▶ **What is being asked**
Produce the listing below again, exactly as shown.

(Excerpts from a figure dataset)
────────
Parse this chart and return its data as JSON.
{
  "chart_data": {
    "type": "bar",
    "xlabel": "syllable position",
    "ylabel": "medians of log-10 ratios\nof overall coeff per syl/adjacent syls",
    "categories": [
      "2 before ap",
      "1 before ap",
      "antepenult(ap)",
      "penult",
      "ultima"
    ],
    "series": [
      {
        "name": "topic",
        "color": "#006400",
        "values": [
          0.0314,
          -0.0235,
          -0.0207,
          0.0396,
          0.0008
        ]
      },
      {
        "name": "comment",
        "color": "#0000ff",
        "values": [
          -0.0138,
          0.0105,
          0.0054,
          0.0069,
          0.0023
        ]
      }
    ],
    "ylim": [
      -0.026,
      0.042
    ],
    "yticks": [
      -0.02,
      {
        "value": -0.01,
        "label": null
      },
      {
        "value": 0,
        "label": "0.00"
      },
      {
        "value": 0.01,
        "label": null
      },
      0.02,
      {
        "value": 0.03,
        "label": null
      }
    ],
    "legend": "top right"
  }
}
────────
▶ **Task result**
Parse this chart and return its data as JSON.
{
  "chart_data": {
    "type": "bar",
    "xlabel": "syllable position",
    "ylabel": "medians of log-10 ratios\nof overall coeff per syl/adjacent syls",
    "categories": [
      "2 before ap",
      "1 before ap",
      "antepenult(ap)",
      "penult",
      "ultima"
    ],
    "series": [
      {
        "name": "topic",
        "color": "#006400",
        "values": [
          0.0314,
          -0.0235,
          -0.0207,
          0.0396,
          0.0008
        ]
      },
      {
        "name": "comment",
        "color": "#0000ff",
        "values": [
          -0.0138,
          0.0105,
          0.0054,
          0.0069,
          0.0023
        ]
      }
    ],
    "ylim": [
      -0.026,
      0.042
    ],
    "yticks": [
      -0.02,
      {
        "value": -0.01,
        "label": null
      },
      {
        "value": 0,
        "label": "0.00"
      },
      {
        "value": 0.01,
        "label": null
      },
      0.02,
      {
        "value": 0.03,
        "label": null
      }
    ],
    "legend": "top right"
  }
}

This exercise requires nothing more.